→ **Raw records**
+++

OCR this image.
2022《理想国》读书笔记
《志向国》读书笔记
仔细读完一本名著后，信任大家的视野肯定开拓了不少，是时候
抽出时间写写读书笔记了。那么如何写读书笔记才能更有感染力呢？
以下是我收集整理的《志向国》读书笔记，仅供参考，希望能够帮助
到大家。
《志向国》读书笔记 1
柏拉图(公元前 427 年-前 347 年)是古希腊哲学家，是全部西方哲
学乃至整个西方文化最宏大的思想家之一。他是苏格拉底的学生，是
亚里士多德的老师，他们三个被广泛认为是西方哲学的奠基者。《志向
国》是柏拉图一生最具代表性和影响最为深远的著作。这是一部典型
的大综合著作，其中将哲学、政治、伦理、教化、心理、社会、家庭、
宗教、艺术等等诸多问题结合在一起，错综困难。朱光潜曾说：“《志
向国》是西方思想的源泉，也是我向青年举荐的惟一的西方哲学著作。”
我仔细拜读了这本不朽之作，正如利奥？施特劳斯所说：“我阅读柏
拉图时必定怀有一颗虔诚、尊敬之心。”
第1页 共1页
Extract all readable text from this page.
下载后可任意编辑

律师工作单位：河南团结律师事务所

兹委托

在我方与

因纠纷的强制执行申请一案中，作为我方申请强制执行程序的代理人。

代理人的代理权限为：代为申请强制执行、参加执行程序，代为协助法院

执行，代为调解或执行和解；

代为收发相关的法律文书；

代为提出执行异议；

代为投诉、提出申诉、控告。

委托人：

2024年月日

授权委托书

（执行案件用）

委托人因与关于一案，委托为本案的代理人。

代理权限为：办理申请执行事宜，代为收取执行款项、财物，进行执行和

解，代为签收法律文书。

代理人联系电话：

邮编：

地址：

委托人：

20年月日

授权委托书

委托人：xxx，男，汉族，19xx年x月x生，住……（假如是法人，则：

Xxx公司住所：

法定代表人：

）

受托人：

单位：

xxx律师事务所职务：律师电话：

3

+++

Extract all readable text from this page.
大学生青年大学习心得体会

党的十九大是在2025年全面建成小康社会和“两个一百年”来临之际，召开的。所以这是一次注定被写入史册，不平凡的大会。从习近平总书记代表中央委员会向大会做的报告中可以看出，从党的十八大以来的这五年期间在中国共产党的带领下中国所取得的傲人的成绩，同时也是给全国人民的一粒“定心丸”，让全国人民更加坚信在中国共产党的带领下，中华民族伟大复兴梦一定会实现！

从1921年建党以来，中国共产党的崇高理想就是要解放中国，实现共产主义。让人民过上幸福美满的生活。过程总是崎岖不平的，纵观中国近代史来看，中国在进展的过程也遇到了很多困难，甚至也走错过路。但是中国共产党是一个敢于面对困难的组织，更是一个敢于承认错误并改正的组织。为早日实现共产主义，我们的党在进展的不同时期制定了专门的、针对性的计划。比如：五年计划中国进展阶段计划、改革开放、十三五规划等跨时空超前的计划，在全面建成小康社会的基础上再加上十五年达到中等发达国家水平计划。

+++

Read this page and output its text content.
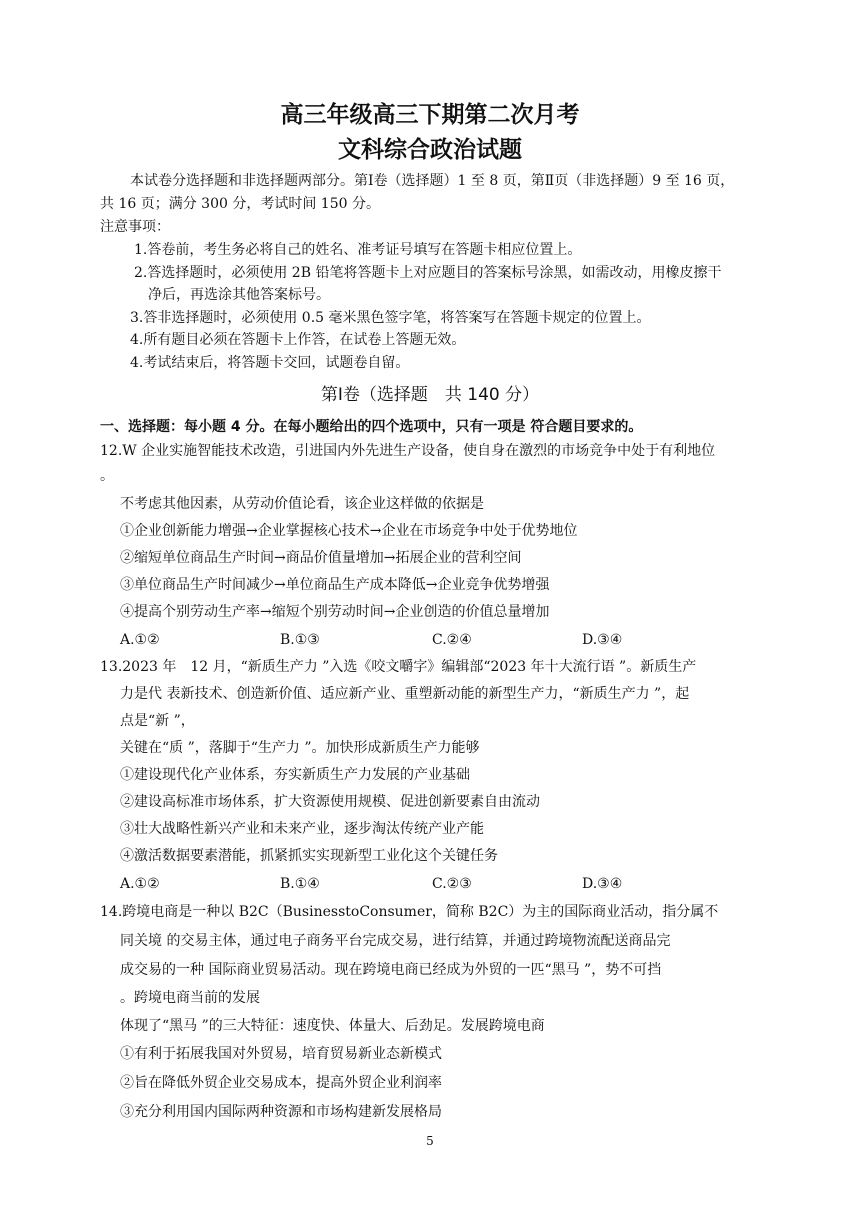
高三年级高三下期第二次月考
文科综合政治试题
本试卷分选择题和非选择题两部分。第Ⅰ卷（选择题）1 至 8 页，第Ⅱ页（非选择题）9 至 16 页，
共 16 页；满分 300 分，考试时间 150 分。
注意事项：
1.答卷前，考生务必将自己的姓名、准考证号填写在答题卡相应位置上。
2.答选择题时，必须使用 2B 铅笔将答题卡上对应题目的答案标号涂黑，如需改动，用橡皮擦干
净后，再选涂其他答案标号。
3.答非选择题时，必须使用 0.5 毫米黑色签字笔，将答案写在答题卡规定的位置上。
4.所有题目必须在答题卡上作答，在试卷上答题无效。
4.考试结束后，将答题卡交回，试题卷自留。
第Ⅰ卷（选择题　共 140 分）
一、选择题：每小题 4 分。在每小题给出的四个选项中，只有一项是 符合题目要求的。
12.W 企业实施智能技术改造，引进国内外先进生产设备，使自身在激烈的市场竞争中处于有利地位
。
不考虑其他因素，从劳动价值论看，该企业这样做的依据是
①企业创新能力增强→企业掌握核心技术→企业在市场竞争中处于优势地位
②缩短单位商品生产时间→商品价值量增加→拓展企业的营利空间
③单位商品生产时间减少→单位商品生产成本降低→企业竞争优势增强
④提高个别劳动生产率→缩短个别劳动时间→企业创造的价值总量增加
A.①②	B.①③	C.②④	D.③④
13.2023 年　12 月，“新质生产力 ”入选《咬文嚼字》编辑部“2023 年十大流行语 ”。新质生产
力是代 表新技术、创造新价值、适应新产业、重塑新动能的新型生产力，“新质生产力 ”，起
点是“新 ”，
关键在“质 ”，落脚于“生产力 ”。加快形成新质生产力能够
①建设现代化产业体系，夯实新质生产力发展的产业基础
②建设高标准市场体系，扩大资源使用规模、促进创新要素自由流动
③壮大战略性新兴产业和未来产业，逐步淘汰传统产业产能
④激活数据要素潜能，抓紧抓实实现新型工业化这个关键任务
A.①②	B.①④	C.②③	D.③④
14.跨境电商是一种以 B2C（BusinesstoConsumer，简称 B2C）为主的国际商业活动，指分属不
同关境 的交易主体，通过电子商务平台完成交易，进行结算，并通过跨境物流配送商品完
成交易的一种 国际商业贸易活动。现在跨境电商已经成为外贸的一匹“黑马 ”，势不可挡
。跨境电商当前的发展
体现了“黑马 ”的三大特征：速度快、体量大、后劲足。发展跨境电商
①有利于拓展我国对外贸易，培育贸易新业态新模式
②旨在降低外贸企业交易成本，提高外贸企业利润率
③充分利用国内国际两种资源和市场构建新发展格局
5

+++

→ **Aim**
State how many lines in the records above contain the word "必须使用", and give only that number.

→ **Solution to this task**
2